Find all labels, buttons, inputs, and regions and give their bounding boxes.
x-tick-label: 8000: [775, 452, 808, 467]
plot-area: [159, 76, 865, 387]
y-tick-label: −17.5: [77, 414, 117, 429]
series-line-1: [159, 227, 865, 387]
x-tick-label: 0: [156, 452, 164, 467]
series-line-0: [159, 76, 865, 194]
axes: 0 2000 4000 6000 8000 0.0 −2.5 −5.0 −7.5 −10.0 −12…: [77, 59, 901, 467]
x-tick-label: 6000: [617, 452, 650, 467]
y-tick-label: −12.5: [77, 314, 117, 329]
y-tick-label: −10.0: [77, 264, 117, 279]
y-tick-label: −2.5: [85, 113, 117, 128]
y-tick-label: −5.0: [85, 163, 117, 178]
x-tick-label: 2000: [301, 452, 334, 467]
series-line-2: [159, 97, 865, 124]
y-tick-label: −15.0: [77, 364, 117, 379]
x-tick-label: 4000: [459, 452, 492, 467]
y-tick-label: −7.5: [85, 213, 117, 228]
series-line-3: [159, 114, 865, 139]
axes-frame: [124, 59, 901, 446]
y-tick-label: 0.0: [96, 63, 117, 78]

———

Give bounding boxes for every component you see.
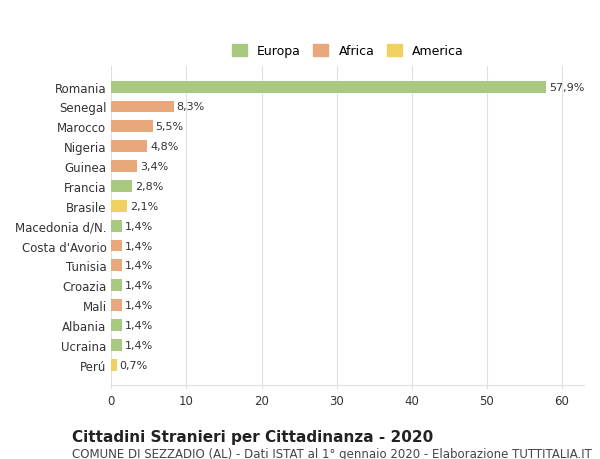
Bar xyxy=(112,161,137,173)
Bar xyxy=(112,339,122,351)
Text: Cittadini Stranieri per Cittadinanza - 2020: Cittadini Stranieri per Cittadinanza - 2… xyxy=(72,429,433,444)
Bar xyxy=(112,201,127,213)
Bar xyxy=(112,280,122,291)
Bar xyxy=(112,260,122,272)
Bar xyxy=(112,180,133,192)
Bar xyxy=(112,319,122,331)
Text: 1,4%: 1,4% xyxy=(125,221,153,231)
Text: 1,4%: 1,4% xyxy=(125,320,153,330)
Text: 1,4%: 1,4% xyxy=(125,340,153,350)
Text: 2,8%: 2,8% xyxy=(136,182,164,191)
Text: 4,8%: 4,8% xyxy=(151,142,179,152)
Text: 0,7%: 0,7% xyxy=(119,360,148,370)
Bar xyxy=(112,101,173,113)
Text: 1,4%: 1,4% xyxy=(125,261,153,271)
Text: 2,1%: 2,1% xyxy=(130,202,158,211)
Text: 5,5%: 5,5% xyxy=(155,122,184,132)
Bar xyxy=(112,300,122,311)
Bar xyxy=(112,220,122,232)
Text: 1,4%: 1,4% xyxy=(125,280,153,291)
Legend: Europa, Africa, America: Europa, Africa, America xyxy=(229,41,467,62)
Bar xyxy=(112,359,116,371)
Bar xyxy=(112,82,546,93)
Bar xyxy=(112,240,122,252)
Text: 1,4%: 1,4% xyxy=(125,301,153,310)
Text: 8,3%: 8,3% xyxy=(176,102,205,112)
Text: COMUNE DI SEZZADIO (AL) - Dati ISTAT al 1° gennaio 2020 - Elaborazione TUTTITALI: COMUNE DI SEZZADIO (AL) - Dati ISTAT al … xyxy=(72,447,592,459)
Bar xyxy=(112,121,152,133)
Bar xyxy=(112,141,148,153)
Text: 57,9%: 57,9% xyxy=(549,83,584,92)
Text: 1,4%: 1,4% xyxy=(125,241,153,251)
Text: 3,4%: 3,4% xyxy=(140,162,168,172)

———

> **SHORT EXERCISE**: Pull out every line of the listing above that contains the word "bounding", matching uppercase and lowercase letters.

> **TASK ANSWER**:
Find all labels, buttons, inputs, and regions and give their bounding boxes.
Give bounding boxes for every component you see.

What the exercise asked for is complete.